## Task description:
Look through the entries. Copy each line that has the word "Virus".

[Collection entries]

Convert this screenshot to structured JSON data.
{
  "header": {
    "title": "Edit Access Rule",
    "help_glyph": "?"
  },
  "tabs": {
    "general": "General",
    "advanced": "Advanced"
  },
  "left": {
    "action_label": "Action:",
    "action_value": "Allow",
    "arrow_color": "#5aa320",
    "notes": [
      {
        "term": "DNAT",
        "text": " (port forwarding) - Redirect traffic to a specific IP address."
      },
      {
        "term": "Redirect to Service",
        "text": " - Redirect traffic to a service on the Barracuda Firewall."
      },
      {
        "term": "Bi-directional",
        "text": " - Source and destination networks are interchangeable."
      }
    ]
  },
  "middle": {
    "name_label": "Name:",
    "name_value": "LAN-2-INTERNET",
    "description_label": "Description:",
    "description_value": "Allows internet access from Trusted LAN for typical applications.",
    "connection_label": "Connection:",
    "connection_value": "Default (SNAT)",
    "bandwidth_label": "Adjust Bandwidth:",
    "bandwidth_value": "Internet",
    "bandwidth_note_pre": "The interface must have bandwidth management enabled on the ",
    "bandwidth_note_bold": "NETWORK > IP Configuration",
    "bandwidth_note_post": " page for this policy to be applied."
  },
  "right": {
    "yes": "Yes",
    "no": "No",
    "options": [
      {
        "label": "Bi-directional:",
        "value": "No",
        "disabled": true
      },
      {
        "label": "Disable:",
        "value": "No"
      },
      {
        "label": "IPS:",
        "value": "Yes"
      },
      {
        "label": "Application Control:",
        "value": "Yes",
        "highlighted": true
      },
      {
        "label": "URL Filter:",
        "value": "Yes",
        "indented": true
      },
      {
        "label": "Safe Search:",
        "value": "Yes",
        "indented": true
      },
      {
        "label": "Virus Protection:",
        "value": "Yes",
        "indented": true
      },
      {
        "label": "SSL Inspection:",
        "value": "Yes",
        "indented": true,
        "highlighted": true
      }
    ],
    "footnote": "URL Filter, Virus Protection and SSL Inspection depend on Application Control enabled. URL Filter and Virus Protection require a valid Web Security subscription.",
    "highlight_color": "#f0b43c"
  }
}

## Result for this exercise:
        "label": "Virus Protection:",
    "footnote": "URL Filter, Virus Protection and SSL Inspection depend on Application Control enabled. URL Filter and Virus Protection require a valid Web Security subscription.",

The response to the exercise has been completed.